Filter the entries, keeping every line with the word "xlabel".

▸ **A run of records**:
####
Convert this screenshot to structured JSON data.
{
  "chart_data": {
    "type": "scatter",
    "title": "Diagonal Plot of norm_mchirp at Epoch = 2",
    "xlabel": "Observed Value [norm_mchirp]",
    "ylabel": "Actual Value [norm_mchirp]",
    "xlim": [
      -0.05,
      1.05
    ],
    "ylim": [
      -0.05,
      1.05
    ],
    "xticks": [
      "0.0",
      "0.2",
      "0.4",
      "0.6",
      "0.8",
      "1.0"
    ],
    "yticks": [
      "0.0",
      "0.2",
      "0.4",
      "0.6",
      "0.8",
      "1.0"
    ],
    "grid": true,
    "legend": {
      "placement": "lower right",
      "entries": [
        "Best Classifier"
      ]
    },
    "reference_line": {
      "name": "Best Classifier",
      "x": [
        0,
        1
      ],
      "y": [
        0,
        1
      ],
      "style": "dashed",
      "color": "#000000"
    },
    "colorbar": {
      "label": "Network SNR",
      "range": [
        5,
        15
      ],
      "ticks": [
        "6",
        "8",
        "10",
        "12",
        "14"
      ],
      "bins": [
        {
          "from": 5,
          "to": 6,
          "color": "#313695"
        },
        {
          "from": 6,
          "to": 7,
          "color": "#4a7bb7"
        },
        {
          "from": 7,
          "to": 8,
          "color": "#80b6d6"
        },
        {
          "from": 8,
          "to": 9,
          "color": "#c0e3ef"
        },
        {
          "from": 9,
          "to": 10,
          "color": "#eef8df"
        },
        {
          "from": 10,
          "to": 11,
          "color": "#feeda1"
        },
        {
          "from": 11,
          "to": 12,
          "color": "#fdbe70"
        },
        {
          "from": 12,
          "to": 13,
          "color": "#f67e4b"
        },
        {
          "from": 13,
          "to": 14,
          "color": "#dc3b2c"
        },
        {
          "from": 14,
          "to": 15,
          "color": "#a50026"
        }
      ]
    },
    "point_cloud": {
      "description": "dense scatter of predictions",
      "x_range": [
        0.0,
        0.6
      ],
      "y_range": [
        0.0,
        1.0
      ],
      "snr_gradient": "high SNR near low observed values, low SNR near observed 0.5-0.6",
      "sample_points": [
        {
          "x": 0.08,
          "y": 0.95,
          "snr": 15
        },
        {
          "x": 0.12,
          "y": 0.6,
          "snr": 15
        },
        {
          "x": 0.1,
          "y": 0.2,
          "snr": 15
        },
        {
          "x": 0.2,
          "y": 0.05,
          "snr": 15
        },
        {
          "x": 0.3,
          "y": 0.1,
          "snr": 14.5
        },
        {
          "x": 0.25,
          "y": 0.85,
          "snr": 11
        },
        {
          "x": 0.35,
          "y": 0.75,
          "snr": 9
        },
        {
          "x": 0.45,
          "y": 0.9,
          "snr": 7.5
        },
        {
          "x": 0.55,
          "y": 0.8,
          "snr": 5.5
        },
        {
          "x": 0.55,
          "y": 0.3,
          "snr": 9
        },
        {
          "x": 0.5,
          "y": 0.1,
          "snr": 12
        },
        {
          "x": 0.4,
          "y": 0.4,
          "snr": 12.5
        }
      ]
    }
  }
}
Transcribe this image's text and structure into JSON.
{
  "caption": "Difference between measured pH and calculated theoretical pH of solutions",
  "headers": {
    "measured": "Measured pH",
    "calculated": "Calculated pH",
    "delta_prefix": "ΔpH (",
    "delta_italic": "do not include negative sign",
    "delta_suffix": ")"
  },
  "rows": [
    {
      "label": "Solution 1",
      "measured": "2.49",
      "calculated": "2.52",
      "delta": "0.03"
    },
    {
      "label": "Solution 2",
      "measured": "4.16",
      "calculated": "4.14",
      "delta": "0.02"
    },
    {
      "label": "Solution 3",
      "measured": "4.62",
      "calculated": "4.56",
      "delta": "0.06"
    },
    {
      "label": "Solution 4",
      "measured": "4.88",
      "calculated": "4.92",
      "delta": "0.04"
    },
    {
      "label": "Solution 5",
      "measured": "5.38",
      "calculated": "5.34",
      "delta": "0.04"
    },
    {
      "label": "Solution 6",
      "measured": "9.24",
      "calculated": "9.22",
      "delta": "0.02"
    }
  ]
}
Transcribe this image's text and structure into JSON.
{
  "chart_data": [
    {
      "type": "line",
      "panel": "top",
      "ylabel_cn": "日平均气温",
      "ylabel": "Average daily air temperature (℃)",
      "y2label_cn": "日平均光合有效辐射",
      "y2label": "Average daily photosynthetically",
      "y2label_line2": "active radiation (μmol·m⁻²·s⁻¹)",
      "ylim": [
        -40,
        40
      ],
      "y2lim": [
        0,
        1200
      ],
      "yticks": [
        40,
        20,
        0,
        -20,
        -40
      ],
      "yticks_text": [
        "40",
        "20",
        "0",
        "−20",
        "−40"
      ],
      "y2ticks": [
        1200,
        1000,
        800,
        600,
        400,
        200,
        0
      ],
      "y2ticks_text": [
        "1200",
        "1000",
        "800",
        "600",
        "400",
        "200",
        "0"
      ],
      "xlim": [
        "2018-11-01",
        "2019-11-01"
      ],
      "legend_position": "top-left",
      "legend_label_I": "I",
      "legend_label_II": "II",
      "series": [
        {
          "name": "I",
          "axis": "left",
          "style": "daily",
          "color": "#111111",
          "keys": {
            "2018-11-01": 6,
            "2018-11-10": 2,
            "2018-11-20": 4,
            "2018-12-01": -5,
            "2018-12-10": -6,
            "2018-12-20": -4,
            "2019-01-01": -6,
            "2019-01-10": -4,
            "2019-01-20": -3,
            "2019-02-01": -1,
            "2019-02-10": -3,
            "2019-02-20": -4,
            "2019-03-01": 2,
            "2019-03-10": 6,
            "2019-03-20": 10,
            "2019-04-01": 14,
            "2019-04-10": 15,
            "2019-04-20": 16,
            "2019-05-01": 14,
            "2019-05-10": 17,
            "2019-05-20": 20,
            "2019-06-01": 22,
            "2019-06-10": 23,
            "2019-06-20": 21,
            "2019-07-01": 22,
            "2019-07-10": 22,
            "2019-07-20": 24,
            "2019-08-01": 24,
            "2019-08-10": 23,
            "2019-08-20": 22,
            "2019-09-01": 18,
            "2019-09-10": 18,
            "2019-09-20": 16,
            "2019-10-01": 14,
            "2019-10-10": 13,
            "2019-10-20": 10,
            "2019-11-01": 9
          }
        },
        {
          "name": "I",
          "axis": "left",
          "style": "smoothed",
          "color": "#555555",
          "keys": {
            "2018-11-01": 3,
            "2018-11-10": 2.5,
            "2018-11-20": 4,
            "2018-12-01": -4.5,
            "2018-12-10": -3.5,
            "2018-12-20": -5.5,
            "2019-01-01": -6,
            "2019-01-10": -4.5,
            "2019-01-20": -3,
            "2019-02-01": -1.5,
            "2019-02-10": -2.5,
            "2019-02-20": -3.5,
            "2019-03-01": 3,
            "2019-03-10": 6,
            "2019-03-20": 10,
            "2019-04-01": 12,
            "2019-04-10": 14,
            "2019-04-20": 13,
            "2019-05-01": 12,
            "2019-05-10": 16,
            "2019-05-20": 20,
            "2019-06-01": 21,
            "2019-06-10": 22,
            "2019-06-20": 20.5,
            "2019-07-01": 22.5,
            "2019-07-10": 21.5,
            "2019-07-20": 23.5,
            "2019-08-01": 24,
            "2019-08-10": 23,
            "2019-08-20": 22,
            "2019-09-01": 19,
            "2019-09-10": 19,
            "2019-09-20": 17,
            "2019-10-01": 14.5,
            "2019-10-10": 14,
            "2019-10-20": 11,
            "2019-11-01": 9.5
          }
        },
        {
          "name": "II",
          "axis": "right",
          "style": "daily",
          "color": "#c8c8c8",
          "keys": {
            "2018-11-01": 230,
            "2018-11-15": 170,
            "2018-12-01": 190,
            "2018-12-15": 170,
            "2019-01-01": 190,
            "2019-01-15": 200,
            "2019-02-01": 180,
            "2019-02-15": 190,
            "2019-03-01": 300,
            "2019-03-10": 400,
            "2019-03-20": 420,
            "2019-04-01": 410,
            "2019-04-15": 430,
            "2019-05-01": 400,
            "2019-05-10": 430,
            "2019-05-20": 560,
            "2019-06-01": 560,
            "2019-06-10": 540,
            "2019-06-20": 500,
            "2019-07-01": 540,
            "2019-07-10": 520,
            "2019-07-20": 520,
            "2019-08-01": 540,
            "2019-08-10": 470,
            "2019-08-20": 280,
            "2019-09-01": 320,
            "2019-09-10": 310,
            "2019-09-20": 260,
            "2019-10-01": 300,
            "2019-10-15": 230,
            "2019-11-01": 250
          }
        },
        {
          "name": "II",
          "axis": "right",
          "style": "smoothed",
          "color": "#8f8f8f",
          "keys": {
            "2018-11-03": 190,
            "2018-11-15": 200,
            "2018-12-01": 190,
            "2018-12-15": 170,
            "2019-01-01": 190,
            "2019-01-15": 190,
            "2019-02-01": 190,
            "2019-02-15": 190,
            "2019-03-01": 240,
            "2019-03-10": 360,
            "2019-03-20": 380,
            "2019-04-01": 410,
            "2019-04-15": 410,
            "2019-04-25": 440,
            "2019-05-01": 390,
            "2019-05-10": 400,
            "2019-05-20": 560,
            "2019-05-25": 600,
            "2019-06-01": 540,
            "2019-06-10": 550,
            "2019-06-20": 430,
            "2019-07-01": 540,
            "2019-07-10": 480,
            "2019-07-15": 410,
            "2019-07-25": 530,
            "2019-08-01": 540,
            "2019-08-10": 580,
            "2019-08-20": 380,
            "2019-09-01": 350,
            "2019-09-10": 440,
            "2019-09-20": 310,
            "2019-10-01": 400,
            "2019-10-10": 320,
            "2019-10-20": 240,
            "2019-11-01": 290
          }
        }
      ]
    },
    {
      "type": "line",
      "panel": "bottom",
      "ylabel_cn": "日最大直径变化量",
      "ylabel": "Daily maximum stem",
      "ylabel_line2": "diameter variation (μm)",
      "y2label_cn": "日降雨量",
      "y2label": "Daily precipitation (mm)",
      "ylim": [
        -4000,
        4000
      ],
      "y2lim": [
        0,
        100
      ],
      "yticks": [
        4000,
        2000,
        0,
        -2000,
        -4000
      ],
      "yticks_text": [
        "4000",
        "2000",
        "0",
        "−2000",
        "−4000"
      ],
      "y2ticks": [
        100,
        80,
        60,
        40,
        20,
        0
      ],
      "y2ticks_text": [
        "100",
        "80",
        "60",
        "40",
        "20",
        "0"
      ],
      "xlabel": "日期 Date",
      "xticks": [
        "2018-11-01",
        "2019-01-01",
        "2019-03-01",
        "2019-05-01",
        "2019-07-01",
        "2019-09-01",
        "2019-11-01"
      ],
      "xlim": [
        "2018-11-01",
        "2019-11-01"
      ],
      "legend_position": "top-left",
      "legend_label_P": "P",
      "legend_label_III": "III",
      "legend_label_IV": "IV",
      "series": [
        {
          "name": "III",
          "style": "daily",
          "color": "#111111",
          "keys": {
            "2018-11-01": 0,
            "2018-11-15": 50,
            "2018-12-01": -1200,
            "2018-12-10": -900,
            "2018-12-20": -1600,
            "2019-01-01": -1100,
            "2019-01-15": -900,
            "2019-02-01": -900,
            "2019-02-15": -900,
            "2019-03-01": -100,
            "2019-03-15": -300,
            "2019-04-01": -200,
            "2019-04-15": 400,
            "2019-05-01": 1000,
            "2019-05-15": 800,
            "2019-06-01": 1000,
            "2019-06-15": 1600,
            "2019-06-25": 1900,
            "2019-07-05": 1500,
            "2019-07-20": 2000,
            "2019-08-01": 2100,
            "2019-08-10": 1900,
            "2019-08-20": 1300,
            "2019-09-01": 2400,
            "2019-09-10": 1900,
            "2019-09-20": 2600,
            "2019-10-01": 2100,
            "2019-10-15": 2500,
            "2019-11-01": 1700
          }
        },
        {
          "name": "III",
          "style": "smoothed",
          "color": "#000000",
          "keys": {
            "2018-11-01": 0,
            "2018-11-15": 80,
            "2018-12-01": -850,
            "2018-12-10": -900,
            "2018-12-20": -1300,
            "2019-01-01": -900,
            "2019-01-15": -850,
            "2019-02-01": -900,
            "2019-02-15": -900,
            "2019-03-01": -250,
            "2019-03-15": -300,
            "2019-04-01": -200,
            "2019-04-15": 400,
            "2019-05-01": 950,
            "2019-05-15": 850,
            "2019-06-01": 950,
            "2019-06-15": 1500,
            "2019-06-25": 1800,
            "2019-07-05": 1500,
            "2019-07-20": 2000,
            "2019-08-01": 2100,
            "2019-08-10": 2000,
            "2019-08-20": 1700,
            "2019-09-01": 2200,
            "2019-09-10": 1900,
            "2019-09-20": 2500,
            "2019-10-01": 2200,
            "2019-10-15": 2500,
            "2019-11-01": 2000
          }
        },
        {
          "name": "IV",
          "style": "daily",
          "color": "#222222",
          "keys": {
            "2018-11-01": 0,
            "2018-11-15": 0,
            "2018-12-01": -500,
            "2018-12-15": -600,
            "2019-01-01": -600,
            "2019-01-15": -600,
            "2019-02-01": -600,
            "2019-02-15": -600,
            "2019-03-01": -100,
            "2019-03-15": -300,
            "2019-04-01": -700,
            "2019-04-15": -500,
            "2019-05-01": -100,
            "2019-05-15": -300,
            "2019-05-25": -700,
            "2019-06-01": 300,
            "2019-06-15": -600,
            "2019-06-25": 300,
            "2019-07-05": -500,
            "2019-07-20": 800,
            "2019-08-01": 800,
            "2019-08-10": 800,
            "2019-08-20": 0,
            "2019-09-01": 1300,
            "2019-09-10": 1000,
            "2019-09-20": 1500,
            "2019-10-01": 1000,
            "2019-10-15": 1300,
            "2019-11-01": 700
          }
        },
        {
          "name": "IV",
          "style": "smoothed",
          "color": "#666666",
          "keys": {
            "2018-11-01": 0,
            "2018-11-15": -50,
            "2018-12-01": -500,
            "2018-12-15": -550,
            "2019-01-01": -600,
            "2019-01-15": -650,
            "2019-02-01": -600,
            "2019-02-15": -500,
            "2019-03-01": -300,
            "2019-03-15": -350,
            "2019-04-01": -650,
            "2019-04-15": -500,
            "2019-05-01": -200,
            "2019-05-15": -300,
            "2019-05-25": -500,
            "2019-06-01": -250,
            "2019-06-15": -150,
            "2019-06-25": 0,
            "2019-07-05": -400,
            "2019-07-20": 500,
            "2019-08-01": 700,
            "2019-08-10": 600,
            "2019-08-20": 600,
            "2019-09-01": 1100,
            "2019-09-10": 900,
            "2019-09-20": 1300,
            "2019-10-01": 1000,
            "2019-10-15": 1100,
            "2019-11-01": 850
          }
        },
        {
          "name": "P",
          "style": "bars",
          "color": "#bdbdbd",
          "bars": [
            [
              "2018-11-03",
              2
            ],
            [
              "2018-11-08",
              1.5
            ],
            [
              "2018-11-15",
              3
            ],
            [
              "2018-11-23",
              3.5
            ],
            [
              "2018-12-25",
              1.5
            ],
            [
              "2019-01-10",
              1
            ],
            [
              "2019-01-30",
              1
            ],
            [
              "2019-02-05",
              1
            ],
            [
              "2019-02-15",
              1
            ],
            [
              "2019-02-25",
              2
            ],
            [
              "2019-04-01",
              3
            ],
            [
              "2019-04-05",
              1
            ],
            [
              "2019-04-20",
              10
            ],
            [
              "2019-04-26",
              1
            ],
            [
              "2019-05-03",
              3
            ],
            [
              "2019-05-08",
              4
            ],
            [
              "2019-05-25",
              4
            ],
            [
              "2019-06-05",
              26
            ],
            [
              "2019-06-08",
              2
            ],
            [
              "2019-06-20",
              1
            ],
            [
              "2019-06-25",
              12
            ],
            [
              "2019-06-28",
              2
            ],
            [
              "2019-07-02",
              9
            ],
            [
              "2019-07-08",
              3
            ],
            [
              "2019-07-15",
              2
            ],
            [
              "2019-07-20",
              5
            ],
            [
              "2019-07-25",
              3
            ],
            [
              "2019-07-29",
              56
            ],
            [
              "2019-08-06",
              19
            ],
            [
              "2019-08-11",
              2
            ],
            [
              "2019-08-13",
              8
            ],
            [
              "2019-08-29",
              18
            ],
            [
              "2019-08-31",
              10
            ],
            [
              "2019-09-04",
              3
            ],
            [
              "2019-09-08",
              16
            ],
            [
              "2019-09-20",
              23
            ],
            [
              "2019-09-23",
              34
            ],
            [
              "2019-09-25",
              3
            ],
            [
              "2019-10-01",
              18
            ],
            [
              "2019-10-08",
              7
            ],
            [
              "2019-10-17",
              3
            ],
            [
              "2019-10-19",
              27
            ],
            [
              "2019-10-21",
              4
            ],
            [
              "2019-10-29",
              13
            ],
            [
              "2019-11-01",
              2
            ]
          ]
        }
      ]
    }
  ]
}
####
▸ **TASK RESULT**:
    "xlabel": "Observed Value [norm_mchirp]",
      "xlabel": "日期 Date",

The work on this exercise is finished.